(Items from a data source)
# # # #

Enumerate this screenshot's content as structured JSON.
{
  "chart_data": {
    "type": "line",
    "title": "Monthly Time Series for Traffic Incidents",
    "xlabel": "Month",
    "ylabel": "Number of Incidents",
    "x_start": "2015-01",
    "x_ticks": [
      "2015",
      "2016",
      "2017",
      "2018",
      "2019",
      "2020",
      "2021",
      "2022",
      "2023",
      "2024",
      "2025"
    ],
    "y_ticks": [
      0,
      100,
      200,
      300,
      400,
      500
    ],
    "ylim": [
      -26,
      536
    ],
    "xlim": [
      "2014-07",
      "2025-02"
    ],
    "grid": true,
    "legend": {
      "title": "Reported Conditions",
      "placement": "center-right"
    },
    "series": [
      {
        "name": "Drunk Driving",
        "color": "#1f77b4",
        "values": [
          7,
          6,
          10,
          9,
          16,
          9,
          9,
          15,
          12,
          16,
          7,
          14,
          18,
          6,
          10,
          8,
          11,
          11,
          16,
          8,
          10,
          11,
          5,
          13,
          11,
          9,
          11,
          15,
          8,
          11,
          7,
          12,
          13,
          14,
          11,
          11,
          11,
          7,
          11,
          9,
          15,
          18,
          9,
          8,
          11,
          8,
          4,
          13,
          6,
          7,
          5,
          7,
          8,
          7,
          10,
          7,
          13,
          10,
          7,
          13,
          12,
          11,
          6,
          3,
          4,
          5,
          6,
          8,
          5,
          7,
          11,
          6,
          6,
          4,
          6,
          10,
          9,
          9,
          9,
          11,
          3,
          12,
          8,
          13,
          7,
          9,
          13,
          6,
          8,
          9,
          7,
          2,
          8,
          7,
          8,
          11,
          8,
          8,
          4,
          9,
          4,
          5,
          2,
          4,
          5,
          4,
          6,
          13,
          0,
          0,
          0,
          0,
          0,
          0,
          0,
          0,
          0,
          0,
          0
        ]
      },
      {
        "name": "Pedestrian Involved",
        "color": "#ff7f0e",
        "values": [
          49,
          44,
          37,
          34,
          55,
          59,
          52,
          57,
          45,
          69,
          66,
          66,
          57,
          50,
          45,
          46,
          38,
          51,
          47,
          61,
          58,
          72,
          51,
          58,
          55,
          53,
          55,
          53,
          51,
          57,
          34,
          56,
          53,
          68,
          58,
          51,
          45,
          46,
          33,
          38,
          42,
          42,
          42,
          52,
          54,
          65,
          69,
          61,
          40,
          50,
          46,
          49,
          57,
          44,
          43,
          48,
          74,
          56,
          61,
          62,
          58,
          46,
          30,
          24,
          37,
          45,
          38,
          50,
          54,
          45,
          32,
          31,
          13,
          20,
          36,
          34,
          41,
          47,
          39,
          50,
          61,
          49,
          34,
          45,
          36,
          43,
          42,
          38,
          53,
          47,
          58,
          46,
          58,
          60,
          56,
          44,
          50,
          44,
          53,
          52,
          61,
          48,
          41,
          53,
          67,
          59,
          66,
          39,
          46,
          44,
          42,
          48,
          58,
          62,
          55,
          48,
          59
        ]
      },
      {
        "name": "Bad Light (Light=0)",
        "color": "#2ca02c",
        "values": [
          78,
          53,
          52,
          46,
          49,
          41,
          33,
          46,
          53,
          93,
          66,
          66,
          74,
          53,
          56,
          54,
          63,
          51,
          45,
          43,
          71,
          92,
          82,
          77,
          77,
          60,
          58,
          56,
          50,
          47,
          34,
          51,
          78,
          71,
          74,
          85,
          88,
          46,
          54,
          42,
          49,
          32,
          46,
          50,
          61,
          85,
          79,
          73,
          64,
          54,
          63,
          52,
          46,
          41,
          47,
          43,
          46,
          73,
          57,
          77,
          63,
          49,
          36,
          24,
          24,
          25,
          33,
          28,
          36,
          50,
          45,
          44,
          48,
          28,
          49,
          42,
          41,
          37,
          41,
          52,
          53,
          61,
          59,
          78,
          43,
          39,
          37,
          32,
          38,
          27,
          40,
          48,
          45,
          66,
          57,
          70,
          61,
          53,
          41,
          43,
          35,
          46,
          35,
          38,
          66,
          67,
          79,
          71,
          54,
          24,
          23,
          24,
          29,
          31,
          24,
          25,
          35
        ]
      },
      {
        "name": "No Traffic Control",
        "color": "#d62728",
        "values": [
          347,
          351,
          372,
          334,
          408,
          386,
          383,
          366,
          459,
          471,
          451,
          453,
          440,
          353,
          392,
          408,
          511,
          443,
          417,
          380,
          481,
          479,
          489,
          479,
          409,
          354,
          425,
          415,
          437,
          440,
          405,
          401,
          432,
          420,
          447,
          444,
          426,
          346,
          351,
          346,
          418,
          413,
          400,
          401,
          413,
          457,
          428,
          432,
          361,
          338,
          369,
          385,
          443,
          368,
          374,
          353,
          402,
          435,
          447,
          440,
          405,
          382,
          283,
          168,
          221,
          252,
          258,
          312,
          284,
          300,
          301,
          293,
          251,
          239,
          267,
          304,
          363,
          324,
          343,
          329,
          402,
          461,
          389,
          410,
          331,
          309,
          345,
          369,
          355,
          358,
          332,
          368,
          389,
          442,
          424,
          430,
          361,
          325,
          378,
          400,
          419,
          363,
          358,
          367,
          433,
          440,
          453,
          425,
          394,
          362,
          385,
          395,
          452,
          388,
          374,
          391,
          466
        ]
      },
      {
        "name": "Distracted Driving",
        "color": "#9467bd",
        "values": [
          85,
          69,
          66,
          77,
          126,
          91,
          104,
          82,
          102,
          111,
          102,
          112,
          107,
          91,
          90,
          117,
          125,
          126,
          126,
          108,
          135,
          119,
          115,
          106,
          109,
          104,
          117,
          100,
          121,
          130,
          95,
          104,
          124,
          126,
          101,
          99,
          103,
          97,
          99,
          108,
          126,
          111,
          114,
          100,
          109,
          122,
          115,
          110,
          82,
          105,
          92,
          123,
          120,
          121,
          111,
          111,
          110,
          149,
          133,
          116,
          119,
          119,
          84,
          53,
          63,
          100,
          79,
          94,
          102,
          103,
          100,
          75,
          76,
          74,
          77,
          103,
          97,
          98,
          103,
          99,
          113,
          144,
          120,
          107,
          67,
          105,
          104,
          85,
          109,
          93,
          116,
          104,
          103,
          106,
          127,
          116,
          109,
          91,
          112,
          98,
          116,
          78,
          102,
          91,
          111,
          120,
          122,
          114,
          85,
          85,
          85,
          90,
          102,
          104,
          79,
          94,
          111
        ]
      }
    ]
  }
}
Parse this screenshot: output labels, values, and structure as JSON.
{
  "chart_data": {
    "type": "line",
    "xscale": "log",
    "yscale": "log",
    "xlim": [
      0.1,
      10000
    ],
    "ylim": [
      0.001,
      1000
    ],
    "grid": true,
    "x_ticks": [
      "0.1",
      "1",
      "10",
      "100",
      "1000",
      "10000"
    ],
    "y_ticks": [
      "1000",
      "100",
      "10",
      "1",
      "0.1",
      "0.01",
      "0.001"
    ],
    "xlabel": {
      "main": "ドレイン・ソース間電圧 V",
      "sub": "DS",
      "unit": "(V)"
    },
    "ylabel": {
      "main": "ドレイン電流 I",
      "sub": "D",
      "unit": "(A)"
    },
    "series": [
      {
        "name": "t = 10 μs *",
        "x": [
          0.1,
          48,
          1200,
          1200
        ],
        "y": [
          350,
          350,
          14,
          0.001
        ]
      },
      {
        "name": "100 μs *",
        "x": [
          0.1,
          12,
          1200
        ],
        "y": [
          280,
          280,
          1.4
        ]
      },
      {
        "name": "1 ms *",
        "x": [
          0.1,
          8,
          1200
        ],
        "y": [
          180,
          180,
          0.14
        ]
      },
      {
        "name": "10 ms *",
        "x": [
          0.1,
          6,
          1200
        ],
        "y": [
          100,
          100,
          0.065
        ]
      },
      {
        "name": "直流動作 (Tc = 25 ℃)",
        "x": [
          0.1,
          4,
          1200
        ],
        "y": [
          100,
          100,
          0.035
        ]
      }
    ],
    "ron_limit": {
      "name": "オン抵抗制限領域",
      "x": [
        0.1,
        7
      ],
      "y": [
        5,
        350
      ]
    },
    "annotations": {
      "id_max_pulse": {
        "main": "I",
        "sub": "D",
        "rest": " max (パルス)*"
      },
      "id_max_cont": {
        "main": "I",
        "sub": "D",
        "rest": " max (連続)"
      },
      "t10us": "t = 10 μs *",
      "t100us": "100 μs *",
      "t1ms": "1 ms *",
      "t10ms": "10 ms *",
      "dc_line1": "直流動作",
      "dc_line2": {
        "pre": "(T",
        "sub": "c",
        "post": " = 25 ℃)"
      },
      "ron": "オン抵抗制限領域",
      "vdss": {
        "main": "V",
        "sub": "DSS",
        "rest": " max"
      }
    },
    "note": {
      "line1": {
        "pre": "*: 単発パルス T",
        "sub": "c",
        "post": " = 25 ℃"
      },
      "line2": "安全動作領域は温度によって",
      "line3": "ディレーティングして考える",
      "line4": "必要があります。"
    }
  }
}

# # # #

TASK DESCRIPTION |
Among the lines of the data above, count those holding "name" and state only the number.

FINAL ANSWER |
11